Exercise materials
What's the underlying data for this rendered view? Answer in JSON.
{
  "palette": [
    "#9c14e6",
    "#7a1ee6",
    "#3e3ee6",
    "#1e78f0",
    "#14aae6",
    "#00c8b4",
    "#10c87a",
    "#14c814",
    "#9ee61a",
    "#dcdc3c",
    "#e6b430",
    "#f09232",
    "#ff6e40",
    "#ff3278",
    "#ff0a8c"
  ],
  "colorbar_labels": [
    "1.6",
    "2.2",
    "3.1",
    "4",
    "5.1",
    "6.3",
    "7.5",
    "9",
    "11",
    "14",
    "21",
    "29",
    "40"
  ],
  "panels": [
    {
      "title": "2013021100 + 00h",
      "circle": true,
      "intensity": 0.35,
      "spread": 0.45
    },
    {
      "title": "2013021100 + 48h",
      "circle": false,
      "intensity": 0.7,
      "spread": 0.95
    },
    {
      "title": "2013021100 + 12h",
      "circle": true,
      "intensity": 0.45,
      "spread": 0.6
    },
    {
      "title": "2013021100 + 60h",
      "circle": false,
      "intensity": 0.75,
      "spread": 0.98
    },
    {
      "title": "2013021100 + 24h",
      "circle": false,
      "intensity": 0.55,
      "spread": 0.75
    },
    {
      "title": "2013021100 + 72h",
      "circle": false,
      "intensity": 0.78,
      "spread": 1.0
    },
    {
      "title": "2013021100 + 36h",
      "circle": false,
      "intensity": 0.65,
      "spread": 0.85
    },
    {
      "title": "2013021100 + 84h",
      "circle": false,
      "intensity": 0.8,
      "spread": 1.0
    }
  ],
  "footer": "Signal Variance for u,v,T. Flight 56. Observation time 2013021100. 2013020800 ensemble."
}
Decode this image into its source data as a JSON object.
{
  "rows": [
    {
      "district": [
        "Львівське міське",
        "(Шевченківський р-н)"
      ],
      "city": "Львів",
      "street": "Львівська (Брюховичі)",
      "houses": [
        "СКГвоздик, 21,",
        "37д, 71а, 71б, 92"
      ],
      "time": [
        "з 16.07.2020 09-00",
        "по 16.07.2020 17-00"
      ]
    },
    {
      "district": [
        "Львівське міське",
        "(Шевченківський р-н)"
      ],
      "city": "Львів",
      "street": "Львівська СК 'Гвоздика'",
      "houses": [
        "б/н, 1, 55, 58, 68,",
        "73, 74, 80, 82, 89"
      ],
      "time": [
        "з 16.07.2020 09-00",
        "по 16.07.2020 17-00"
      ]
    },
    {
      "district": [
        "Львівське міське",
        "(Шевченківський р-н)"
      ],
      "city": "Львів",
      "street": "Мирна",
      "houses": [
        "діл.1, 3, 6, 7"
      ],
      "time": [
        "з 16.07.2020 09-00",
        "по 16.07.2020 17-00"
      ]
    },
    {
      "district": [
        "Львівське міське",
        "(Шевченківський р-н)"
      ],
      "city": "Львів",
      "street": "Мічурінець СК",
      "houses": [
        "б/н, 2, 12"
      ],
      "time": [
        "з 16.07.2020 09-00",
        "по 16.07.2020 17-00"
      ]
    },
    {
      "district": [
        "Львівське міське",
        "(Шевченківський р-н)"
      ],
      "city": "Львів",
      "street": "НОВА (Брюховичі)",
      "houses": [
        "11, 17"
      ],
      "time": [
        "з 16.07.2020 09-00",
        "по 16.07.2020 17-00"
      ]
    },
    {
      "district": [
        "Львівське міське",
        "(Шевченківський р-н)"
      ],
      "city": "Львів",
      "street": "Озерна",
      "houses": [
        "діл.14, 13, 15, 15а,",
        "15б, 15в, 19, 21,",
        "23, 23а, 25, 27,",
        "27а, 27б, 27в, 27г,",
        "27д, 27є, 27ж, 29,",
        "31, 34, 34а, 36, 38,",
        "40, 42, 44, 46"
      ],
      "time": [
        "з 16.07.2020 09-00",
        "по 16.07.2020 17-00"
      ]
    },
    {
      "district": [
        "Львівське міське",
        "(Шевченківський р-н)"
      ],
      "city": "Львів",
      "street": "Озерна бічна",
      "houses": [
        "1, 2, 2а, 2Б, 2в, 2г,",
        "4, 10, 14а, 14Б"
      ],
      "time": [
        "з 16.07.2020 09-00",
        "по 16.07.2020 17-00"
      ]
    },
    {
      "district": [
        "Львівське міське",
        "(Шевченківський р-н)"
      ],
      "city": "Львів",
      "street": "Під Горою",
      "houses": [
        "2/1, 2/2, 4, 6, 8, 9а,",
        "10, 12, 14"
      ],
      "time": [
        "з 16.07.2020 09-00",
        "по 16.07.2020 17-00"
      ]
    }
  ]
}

Brief
Copy all lines from the material that hold "data".

Worked answer
What's the underlying data for this rendered view? Answer in JSON.
Decode this image into its source data as a JSON object.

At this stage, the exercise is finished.